-- Start --

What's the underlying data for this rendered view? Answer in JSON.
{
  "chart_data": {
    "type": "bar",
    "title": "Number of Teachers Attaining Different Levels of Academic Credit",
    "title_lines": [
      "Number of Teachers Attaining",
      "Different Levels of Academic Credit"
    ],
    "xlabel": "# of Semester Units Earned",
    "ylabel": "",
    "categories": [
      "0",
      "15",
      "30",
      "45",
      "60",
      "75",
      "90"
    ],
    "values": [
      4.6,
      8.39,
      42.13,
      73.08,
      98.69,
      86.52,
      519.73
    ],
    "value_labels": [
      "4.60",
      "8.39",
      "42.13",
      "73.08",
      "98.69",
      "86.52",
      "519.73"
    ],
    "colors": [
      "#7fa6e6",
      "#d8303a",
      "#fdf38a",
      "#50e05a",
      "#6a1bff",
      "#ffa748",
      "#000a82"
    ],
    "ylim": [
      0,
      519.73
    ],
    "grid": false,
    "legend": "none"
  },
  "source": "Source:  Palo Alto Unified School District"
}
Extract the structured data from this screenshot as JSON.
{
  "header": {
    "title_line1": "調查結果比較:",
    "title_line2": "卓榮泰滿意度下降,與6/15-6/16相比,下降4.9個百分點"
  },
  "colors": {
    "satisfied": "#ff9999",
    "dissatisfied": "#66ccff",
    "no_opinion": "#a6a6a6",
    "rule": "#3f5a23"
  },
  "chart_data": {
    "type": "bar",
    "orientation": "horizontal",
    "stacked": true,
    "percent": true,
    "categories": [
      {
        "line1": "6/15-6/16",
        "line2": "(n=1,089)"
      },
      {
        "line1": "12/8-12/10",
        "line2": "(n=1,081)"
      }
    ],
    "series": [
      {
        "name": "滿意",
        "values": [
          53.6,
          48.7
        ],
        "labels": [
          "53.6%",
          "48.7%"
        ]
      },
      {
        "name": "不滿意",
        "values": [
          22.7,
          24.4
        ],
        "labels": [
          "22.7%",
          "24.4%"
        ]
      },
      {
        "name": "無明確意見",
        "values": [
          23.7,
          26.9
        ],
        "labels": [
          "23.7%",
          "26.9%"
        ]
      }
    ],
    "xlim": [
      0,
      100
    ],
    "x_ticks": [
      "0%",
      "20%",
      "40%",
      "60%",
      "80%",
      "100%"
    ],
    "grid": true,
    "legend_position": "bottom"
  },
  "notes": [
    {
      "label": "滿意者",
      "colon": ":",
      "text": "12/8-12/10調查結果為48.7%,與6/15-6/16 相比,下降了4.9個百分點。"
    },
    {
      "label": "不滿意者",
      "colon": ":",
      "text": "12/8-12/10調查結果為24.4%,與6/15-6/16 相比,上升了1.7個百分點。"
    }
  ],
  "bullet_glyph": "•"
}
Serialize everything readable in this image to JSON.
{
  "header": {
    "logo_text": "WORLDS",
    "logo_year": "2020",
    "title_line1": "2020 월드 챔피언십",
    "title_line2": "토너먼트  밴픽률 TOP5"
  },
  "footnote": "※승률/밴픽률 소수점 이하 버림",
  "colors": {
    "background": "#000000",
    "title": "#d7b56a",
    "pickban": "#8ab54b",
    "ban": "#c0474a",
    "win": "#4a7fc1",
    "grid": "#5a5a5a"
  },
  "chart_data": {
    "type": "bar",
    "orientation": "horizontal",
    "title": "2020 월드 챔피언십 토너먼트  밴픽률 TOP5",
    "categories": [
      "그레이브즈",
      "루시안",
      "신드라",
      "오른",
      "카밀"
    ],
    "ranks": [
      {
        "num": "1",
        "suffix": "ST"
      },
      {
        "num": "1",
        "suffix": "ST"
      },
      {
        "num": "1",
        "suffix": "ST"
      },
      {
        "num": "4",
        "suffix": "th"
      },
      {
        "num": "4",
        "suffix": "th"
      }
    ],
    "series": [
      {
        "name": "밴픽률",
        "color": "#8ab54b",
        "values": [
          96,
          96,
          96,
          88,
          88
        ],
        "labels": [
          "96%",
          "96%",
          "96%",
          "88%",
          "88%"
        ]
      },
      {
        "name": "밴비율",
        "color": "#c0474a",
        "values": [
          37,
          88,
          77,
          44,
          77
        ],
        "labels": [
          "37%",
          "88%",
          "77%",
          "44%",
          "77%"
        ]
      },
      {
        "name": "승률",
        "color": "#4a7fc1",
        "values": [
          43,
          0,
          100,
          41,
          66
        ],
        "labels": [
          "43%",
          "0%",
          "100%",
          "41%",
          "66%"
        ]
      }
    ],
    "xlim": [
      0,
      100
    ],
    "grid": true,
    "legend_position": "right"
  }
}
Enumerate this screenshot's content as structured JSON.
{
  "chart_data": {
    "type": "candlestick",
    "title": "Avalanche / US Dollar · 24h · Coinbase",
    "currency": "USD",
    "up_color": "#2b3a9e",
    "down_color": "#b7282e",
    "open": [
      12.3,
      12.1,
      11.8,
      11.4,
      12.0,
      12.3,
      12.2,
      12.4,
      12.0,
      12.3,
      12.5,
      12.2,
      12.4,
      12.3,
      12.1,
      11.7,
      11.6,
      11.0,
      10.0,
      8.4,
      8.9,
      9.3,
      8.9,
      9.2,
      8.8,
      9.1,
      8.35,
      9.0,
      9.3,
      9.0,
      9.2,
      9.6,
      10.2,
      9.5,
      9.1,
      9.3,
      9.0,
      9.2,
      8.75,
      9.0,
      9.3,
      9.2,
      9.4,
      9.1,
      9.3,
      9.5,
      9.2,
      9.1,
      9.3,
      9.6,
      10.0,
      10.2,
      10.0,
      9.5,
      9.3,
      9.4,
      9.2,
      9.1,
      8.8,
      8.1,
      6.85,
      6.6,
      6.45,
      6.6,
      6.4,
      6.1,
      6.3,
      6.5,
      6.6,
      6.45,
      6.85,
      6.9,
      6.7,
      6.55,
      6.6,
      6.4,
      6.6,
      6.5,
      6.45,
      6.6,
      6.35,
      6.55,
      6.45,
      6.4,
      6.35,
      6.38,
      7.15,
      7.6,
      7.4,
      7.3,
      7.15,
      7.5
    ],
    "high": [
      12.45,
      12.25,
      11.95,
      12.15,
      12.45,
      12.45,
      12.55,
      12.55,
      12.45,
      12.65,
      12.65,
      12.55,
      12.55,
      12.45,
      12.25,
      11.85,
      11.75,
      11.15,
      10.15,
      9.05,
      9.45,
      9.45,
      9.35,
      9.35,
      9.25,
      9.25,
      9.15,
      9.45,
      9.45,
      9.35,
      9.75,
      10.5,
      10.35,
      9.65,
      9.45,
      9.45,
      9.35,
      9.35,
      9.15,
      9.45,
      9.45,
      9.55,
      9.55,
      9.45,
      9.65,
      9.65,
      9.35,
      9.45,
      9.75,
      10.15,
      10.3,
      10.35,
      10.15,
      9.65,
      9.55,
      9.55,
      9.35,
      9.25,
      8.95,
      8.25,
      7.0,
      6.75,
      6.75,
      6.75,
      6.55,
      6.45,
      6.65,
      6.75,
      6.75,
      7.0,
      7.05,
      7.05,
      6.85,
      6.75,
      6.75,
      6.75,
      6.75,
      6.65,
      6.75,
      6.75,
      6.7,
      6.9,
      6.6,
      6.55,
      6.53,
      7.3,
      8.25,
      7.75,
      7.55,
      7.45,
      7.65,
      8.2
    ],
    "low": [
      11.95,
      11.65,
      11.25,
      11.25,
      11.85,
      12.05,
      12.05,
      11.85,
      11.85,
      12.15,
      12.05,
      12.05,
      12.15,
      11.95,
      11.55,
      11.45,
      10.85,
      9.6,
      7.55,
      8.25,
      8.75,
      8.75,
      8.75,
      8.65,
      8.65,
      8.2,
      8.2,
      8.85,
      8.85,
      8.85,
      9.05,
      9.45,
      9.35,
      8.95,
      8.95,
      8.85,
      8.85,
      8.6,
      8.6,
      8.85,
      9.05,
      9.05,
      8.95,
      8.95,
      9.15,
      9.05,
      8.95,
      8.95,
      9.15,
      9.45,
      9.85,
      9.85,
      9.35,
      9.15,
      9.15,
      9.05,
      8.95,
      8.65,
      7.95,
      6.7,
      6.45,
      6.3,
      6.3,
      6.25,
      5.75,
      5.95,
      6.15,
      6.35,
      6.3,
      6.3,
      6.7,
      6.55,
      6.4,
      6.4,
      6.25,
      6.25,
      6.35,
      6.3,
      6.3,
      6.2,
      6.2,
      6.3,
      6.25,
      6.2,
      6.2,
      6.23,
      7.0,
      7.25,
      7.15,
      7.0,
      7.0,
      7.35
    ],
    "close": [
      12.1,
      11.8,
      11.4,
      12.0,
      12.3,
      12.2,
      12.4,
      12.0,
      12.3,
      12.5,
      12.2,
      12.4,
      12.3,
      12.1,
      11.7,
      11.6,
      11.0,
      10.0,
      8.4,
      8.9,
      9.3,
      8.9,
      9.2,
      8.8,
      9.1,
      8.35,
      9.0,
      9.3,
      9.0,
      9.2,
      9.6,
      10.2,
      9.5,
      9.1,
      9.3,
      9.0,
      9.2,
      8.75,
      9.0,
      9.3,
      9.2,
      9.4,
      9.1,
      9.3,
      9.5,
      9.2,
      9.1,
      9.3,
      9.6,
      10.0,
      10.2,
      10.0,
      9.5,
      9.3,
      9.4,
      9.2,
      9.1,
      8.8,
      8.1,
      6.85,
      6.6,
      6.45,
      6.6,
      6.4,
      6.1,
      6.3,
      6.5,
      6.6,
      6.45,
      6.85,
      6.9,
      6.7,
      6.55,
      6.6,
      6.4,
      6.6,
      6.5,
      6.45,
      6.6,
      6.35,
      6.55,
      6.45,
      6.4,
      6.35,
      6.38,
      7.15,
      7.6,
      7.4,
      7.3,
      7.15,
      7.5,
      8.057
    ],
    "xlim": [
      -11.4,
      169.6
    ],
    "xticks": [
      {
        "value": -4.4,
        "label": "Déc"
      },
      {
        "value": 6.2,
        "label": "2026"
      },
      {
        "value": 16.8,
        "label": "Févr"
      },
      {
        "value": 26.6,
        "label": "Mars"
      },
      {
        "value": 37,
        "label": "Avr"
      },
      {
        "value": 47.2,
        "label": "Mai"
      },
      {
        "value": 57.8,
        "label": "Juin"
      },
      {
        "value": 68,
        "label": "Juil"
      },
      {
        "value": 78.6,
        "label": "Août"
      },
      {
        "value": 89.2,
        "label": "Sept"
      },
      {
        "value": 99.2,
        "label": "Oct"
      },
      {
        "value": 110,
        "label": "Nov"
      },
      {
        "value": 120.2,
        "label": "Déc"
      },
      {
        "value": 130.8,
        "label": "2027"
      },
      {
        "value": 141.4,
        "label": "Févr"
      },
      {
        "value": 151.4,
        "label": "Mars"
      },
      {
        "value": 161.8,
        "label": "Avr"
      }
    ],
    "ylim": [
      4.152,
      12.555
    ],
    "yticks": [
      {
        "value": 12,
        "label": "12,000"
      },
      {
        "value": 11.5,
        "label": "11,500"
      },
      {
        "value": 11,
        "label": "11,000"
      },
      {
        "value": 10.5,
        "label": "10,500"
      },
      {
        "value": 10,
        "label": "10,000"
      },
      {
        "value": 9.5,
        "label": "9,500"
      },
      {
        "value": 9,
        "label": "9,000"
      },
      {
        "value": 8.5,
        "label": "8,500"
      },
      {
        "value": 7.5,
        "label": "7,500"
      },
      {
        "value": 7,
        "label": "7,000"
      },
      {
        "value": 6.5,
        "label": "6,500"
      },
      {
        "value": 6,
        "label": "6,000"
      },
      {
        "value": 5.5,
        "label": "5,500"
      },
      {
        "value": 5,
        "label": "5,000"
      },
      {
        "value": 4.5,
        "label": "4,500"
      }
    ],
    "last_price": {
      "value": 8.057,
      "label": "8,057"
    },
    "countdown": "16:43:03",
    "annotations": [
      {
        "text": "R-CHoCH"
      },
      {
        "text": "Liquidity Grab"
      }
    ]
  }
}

-- End --

### Your goal:
Select every line in the records above that contains the word "토너먼트".

### Exercise answer:
    "title_line2": "토너먼트  밴픽률 TOP5"
    "title": "2020 월드 챔피언십 토너먼트  밴픽률 TOP5",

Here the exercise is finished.